_Exercise description_. Using the records that follow, copy every line containing the word "subtitle".

_Material shown_.

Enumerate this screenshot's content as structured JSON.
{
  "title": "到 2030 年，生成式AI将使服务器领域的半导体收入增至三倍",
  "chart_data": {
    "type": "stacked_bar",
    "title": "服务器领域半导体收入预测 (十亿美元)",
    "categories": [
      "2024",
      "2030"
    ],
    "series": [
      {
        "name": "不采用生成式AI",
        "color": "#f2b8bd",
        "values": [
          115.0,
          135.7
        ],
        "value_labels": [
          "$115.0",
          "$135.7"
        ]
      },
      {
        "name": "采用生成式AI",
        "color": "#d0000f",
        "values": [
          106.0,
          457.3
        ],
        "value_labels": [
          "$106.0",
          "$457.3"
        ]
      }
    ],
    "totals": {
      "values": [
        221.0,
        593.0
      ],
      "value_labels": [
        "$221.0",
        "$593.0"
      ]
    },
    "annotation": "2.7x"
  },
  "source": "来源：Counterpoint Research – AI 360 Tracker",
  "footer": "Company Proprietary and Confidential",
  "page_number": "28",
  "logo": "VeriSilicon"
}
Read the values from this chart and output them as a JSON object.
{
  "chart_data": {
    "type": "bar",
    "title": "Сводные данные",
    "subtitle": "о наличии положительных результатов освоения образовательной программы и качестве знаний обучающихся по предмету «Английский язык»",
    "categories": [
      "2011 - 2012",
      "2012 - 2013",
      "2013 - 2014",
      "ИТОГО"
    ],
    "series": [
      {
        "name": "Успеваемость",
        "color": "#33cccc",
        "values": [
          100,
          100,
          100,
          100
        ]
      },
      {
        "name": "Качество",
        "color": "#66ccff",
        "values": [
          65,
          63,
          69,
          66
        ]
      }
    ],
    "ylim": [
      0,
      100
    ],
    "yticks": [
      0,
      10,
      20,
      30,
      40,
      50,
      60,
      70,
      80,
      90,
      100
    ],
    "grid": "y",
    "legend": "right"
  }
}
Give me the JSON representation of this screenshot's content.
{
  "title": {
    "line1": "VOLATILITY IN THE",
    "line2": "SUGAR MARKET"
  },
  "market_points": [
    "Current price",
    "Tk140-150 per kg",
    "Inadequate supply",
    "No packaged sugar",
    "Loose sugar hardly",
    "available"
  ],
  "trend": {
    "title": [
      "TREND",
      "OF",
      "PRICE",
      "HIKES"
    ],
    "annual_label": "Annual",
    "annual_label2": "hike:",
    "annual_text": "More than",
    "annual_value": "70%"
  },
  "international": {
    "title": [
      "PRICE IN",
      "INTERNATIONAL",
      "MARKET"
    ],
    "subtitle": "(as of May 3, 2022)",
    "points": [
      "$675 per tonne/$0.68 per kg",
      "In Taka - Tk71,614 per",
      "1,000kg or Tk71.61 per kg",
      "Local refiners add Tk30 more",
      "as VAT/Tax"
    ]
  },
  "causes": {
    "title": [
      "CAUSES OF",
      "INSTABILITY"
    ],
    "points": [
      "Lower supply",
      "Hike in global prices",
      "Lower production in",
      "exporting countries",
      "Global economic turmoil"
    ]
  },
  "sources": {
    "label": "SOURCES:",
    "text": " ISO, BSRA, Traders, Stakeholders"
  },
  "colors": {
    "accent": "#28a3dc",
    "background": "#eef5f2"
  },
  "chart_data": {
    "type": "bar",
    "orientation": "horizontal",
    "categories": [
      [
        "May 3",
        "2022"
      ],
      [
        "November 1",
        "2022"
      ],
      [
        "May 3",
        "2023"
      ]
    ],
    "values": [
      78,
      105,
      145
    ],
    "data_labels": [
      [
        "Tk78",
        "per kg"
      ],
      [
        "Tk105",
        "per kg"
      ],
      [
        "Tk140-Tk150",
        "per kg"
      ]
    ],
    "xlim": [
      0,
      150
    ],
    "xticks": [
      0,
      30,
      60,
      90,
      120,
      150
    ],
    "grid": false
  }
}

_Solution to this task_.
    "subtitle": "о наличии положительных результатов освоения образовательной программы и качестве знаний обучающихся по предмету «Английский язык»",
    "subtitle": "(as of May 3, 2022)",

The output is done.